TEXT BLOCK –

= = = = =

Cooler weather heralds the peak influenza season in Hong Kong, and it’s time to book ourselves in for a flu jab. It’s no one’s favourite annual event, but in the future we might be able to acquire lifelong immunity with just a single shot.
Dr Sophie Valkenburg is a post-doctoral research fellow at Hong Kong University’s School of Public Health. She’s part of a team working in collaboration with researchers at the National Institutes of Health in the United States to develop a new type of influenza vaccination which promises to be more effective, and longer lasting, than anything now available.
“The current generation of flu vaccines are good but they have limitations,” says Valkenburg. These limitations include the notorious seasonality. “The current vaccine requires worldwide surveillance from a network of labs, coordinated by the World Health Organisation. They predict which strain to include in the vaccine for the upcoming flu season”.
The key to designing a truly effective vaccine is to tailor it to trigger a response that’s even stronger than our natural response to the actual flu virus, but without making you ill.
When we catch the flu, our immune system detects the infection and mounts a multi-pronged defence. An army of antibodies, tailor-made to attack the particular virus, are produced. The antibodies mostly bind to a virus’s surface, preventing it from entering healthy cells.
The body also produces T cells. There are two main types. Killer T cells hunt down infected cells and destroy them. Helper T cells play a less aggressive but equally important role, orchestrating the work of the other immune cells, boosting the production of antibodies and coordinating the activity of the killer T cells.

= = = = =

[Document understanding data]

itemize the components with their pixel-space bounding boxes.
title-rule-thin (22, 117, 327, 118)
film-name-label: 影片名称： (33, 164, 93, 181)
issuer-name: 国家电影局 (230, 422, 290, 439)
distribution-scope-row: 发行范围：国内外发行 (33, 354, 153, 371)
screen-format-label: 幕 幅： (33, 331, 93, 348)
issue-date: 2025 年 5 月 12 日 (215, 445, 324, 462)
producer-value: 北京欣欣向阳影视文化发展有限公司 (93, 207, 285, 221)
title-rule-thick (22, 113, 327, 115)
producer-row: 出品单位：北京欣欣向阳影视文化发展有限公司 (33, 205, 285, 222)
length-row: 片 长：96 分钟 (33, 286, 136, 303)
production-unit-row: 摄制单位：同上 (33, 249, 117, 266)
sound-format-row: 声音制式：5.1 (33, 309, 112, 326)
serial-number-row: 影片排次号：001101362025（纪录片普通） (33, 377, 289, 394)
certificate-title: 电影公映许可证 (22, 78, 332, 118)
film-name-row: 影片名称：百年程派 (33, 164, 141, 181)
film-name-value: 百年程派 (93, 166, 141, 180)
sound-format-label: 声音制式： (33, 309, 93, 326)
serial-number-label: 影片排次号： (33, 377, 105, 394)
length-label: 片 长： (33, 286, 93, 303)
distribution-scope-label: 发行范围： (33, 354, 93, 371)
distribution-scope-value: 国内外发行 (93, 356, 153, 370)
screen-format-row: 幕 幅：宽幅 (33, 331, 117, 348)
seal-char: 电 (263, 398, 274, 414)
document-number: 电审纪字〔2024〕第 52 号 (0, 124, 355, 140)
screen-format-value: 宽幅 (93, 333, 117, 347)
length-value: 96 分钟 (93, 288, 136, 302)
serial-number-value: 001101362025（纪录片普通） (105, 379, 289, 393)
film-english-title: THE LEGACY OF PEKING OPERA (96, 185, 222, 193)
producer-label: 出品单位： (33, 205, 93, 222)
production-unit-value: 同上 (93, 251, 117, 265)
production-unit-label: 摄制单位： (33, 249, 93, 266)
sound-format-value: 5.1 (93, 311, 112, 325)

= = = = =

USING THE INFORMATION –
[1] List every organization or institution named in the text on flu vaccines.
[2] Reproduce the portion of the text on flu vaccines that opens with the words containing "Dr Sophie Valkenburg" and closes with "anything now available.".
[3] Answer each question from the text on flu vaccines.
(a) At which school is Sophie Valkenburg a post-doctoral research fellow?
(b) Which body coordinates the worldwide network of labs for the current vaccine?
(c) What do killer T cells do?

RESULTS OF THE EXERCISE –
[1]
Hong Kong University's School of Public Health
National Institutes of Health
World Health Organisation

[2]
Dr Sophie Valkenburg is a post-doctoral research fellow at Hong Kong University’s School of Public Health. She’s part of a team working in collaboration with researchers at the National Institutes of Health in the United States to develop a new type of influenza vaccination which promises to be more effective, and longer lasting, than anything now available.

[3]
(a) Hong Kong University's School of Public Health
(b) The World Health Organisation
(c) They hunt down infected cells and destroy them.